====== Listing

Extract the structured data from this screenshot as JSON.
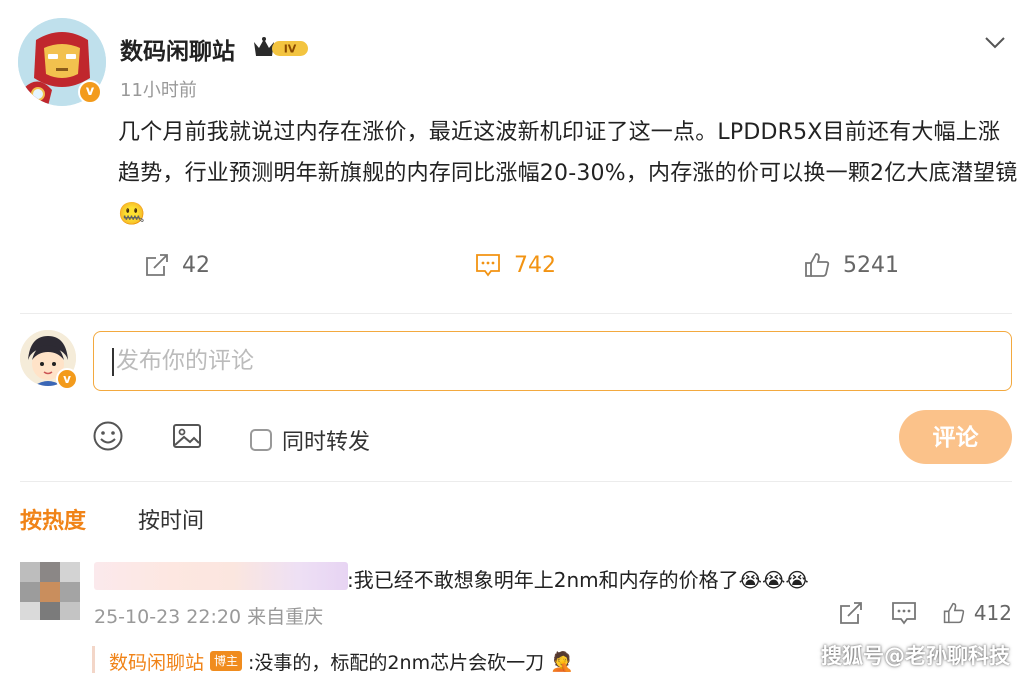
{
  "post": {
    "author": "数码闲聊站",
    "level_badge": "IV",
    "time": "11小时前",
    "text": "几个月前我就说过内存在涨价，最近这波新机印证了这一点。LPDDR5X目前还有大幅上涨趋势，行业预测明年新旗舰的内存同比涨幅20-30%，内存涨的价可以换一颗2亿大底潜望镜",
    "emoji": "🤐",
    "verify_mark": "v"
  },
  "actions": {
    "repost_count": "42",
    "comment_count": "742",
    "like_count": "5241"
  },
  "composer": {
    "placeholder": "发布你的评论",
    "repost_label": "同时转发",
    "submit_label": "评论"
  },
  "sort": {
    "hot": "按热度",
    "time": "按时间"
  },
  "comments": [
    {
      "text": ":我已经不敢想象明年上2nm和内存的价格了",
      "emojis": "😭😭😭",
      "meta": "25-10-23 22:20 来自重庆",
      "like_count": "412"
    }
  ],
  "reply": {
    "author": "数码闲聊站",
    "tag": "博主",
    "text": ":没事的，标配的2nm芯片会砍一刀",
    "emoji": "🤦"
  },
  "watermark": "搜狐号@老孙聊科技",
  "colors": {
    "accent": "#f08317",
    "submit_bg": "#fbc28a",
    "input_border": "#f3a93f"
  }
}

============

Exercise objective – Reproduce the whole listing exactly, but not the images in it.

Exercise response –
Extract the structured data from this screenshot as JSON.
{
  "post": {
    "author": "数码闲聊站",
    "level_badge": "IV",
    "time": "11小时前",
    "text": "几个月前我就说过内存在涨价，最近这波新机印证了这一点。LPDDR5X目前还有大幅上涨趋势，行业预测明年新旗舰的内存同比涨幅20-30%，内存涨的价可以换一颗2亿大底潜望镜",
    "emoji": "🤐",
    "verify_mark": "v"
  },
  "actions": {
    "repost_count": "42",
    "comment_count": "742",
    "like_count": "5241"
  },
  "composer": {
    "placeholder": "发布你的评论",
    "repost_label": "同时转发",
    "submit_label": "评论"
  },
  "sort": {
    "hot": "按热度",
    "time": "按时间"
  },
  "comments": [
    {
      "text": ":我已经不敢想象明年上2nm和内存的价格了",
      "emojis": "😭😭😭",
      "meta": "25-10-23 22:20 来自重庆",
      "like_count": "412"
    }
  ],
  "reply": {
    "author": "数码闲聊站",
    "tag": "博主",
    "text": ":没事的，标配的2nm芯片会砍一刀",
    "emoji": "🤦"
  },
  "watermark": "搜狐号@老孙聊科技",
  "colors": {
    "accent": "#f08317",
    "submit_bg": "#fbc28a",
    "input_border": "#f3a93f"
  }
}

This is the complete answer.